→ GIVEN INFORMATION:
====

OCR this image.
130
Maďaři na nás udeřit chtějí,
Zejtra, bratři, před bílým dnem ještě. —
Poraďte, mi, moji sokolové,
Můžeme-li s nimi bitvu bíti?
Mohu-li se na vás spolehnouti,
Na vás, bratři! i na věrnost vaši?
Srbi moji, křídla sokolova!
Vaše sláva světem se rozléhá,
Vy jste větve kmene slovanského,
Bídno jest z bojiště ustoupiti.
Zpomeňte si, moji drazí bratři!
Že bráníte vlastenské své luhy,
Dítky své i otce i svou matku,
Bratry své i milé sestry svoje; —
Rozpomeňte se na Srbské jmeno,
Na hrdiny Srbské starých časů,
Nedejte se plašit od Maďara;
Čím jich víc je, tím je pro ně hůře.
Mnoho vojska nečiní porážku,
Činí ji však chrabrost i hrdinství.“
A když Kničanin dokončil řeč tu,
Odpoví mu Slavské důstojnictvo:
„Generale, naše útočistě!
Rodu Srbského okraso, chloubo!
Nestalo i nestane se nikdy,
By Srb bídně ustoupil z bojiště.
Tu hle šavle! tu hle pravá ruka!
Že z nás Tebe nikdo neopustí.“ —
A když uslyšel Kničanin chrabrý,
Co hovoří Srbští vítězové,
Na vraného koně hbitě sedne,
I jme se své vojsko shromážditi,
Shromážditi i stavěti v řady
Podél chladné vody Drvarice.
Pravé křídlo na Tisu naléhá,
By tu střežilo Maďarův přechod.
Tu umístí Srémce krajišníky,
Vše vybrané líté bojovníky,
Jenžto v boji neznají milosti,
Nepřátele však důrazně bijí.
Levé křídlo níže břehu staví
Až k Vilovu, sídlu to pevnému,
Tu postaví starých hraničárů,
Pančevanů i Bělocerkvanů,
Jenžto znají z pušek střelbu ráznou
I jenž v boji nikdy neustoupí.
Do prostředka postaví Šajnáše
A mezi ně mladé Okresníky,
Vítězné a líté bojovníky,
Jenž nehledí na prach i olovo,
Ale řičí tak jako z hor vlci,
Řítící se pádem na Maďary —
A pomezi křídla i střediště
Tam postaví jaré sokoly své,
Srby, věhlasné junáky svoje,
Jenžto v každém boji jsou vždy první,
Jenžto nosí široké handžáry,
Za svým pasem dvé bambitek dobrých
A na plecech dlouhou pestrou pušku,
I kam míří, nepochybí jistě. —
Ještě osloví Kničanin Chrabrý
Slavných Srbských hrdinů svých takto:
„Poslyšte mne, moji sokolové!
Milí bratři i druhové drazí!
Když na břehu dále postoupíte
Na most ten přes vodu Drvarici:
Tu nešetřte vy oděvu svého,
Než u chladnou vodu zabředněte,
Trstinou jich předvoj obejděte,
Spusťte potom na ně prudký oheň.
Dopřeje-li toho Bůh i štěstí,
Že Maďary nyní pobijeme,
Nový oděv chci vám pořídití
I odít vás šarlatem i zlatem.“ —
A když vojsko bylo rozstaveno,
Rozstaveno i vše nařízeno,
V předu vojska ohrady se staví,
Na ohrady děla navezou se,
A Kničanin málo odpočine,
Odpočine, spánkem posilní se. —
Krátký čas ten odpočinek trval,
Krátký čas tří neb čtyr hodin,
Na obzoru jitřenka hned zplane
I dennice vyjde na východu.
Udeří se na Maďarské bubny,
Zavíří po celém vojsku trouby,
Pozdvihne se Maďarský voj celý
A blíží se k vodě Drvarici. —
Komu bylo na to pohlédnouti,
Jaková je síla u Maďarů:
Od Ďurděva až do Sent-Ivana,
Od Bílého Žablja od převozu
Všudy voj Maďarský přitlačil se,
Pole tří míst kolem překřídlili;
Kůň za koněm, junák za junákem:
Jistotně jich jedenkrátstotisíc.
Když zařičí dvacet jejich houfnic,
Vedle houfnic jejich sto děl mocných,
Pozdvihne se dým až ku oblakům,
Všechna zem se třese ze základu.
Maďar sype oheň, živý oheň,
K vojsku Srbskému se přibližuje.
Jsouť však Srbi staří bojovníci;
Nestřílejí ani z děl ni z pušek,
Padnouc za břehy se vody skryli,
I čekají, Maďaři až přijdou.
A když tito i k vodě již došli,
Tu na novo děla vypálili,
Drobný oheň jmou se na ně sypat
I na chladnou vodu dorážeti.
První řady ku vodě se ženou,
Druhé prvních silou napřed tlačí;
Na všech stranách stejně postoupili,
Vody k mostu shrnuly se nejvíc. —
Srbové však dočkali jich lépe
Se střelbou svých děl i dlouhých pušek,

====

→ THE PROBLEM: Pick out each line that holds the string "Kničanin".

→ RESULT OF THE EXERCISE:
A když Kničanin dokončil řeč tu,
A když uslyšel Kničanin chrabrý,
Ještě osloví Kničanin Chrabrý
A Kničanin málo odpočine,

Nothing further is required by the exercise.